_Aim of the task_
Copy out the rows exactly as they appear, starting at the line with "- resources-link[interactable]: Resources: [1202, 97, 1262, 111]" and continuing up to and including the line with "877, 281, 899]".

_Given information_
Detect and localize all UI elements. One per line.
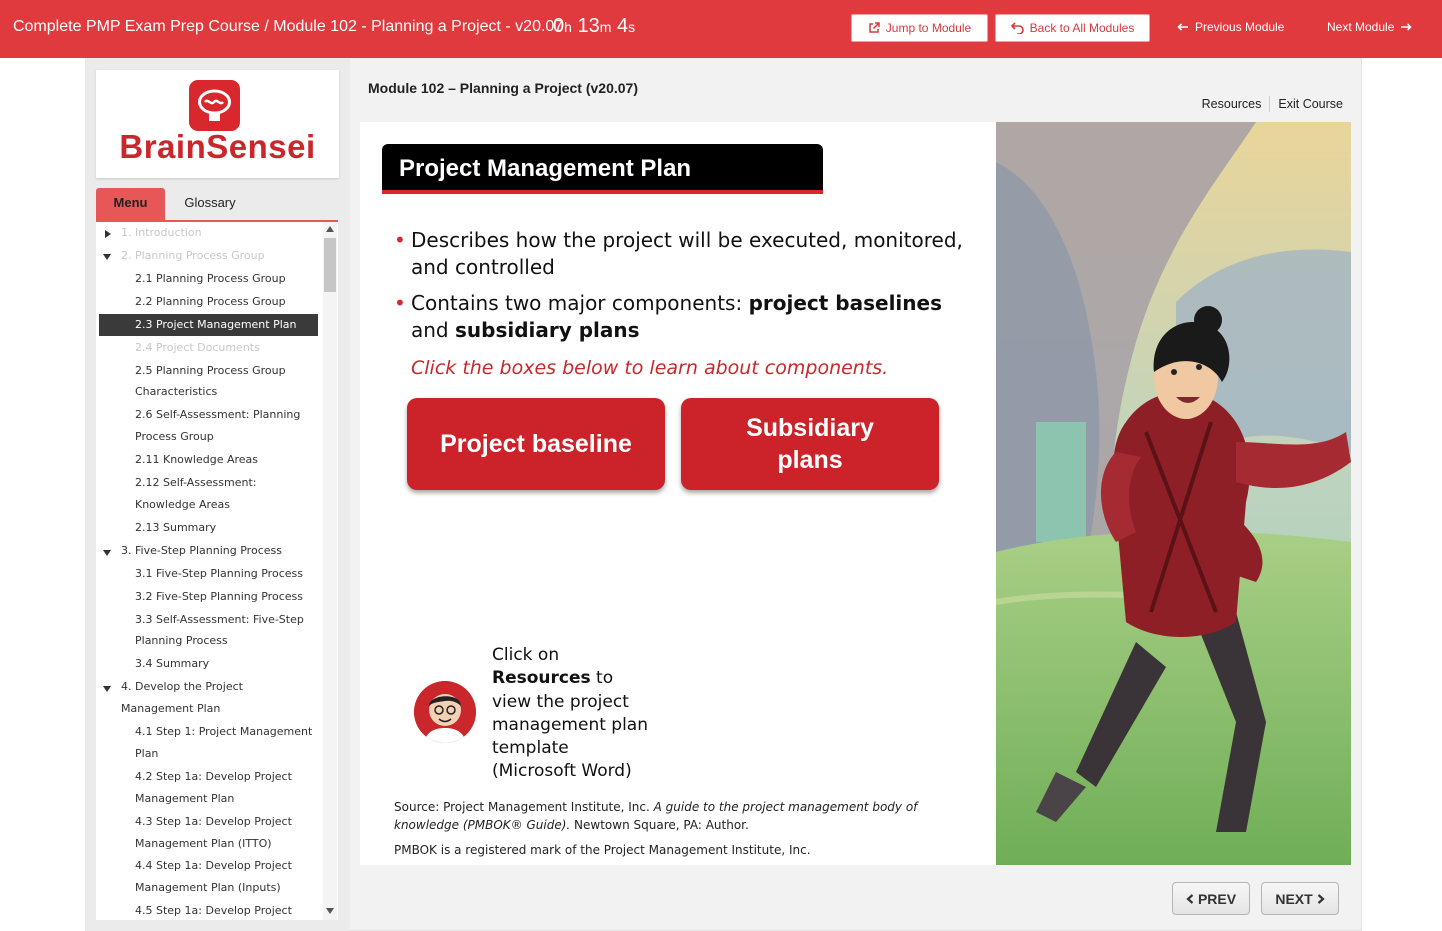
- resources-link[interactable]: Resources: [1202, 97, 1262, 111]
- instruction-text: Click the boxes below to learn about com…: [411, 357, 889, 379]
- menu-item[interactable]: 3. Five-Step Planning Process: [121, 540, 282, 562]
- menu-item[interactable]: 3.4 Summary: [135, 653, 209, 675]
- external-link-icon: [869, 22, 880, 33]
- caret-right-icon[interactable]: [105, 230, 111, 238]
- menu-item[interactable]: 4.5 Step 1a: Develop Project: [135, 900, 292, 920]
- undo-arrow-icon: [1010, 22, 1024, 34]
- menu-item-active[interactable]: 2.3 Project Management Plan: [99, 314, 318, 336]
- menu-item[interactable]: 2. Planning Process Group: [121, 245, 265, 267]
- menu-item[interactable]: 1. Introduction: [121, 222, 202, 244]
- menu-item-line2[interactable]: Management Plan (Inputs): [135, 877, 281, 899]
- menu-item[interactable]: 3.1 Five-Step Planning Process: [135, 563, 303, 585]
- menu-item[interactable]: 4.2 Step 1a: Develop Project: [135, 766, 292, 788]
- trademark-note: PMBOK is a registered mark of the Projec…: [394, 843, 811, 857]
- logo-wordmark: BrainSensei: [119, 128, 316, 165]
- menu-item[interactable]: 4. Develop the Project: [121, 676, 243, 698]
- menu-item[interactable]: 4.3 Step 1a: Develop Project: [135, 811, 292, 833]
- instructor-avatar: [414, 681, 476, 743]
- bullet-dot-icon: •: [394, 228, 406, 252]
- chevron-right-icon: [1317, 893, 1325, 904]
- brand-logo: BrainSensei: [96, 70, 339, 178]
- scroll-down-icon[interactable]: [326, 908, 334, 914]
- menu-item[interactable]: 2.11 Knowledge Areas: [135, 449, 258, 471]
- menu-item-line2[interactable]: Management Plan (ITTO): [135, 833, 272, 855]
- menu-item-line2[interactable]: Planning Process: [135, 630, 228, 652]
- menu-item[interactable]: 3.3 Self-Assessment: Five-Step: [135, 609, 304, 631]
- menu-item[interactable]: 4.1 Step 1: Project Management: [135, 721, 312, 743]
- elapsed-timer: 0h 13m 4s: [553, 15, 636, 37]
- exit-course-link[interactable]: Exit Course: [1278, 97, 1343, 111]
- next-module-link[interactable]: Next Module: [1327, 20, 1413, 34]
- menu-item-line2[interactable]: Characteristics: [135, 381, 217, 403]
- menu-item[interactable]: 2.6 Self-Assessment: Planning: [135, 404, 300, 426]
- subsidiary-plans-button[interactable]: Subsidiary plans: [681, 398, 939, 490]
- caret-down-icon[interactable]: [103, 254, 111, 260]
- previous-module-link[interactable]: Previous Module: [1177, 20, 1284, 34]
- back-to-all-modules-button[interactable]: Back to All Modules: [995, 14, 1150, 42]
- warrior-illustration: [996, 122, 1351, 865]
- chevron-left-icon: [1186, 893, 1194, 904]
- menu-item-line2[interactable]: Plan: [135, 743, 158, 765]
- menu-item[interactable]: 2.1 Planning Process Group: [135, 268, 286, 290]
- course-menu: 1. Introduction 2. Planning Process Grou…: [96, 220, 338, 920]
- menu-item-line2[interactable]: Management Plan: [135, 788, 234, 810]
- menu-scrollbar[interactable]: [323, 222, 337, 920]
- bullet-dot-icon: •: [394, 291, 406, 315]
- menu-item[interactable]: 2.5 Planning Process Group: [135, 360, 286, 382]
- slide-content: Project Management Plan • Describes how …: [360, 122, 996, 865]
- slide-title: Project Management Plan: [382, 144, 823, 194]
- menu-item-line2[interactable]: Process Group: [135, 426, 214, 448]
- brain-icon: [189, 80, 240, 131]
- jump-to-module-button[interactable]: Jump to Module: [851, 14, 988, 42]
- top-links: Resources Exit Course: [1202, 96, 1343, 112]
- scroll-up-icon[interactable]: [326, 226, 334, 232]
- project-baseline-button[interactable]: Project baseline: [407, 398, 665, 490]
- bullet-item: • Contains two major components: project…: [394, 291, 942, 342]
- arrow-right-icon: [1401, 23, 1413, 31]
- menu-item[interactable]: 4.4 Step 1a: Develop Project: [135, 855, 292, 877]
- module-title: Module 102 – Planning a Project (v20.07): [368, 80, 638, 96]
- tab-menu[interactable]: Menu: [96, 188, 165, 220]
- menu-item[interactable]: 2.4 Project Documents: [135, 337, 260, 359]
- menu-item-line2[interactable]: Management Plan: [121, 698, 220, 720]
- prev-button[interactable]: PREV: [1172, 882, 1250, 915]
- tab-glossary[interactable]: Glossary: [170, 188, 250, 220]
- scroll-thumb[interactable]: [324, 238, 336, 292]
- resources-tip: Click on Resources to view the project m…: [492, 645, 648, 782]
- menu-item[interactable]: 2.13 Summary: [135, 517, 216, 539]
- arrow-left-icon: [1177, 23, 1188, 31]
- menu-item[interactable]: 3.2 Five-Step Planning Process: [135, 586, 303, 608]
- bullet-item: • Describes how the project will be exec…: [394, 228, 963, 279]
- course-title: Complete PMP Exam Prep Course / Module 1…: [13, 18, 564, 35]
- next-button[interactable]: NEXT: [1261, 882, 1339, 915]
- menu-item-line2[interactable]: Knowledge Areas: [135, 494, 230, 516]
- menu-item[interactable]: 2.12 Self-Assessment:: [135, 472, 256, 494]
- link-divider: [1269, 96, 1271, 112]
- source-citation: Source: Project Management Institute, In…: [394, 800, 918, 832]
- caret-down-icon[interactable]: [103, 550, 111, 556]
- menu-item[interactable]: 2.2 Planning Process Group: [135, 291, 286, 313]
- top-bar: Complete PMP Exam Prep Course / Module 1…: [0, 0, 1442, 58]
- caret-down-icon[interactable]: [103, 686, 111, 692]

_Written reply_
- resources-link[interactable]: Resources: [1202, 97, 1262, 111]
- instruction-text: Click the boxes below to learn about com…: [411, 357, 889, 379]
- menu-item[interactable]: 3. Five-Step Planning Process: [121, 540, 282, 562]
- menu-item[interactable]: 3.4 Summary: [135, 653, 209, 675]
- external-link-icon: [869, 22, 880, 33]
- caret-right-icon[interactable]: [105, 230, 111, 238]
- menu-item[interactable]: 4.5 Step 1a: Develop Project: [135, 900, 292, 920]
- undo-arrow-icon: [1010, 22, 1024, 34]
- menu-item-active[interactable]: 2.3 Project Management Plan: [99, 314, 318, 336]
- menu-item[interactable]: 2. Planning Process Group: [121, 245, 265, 267]
- menu-item[interactable]: 1. Introduction: [121, 222, 202, 244]
- menu-item-line2[interactable]: Management Plan (Inputs): [135, 877, 281, 899]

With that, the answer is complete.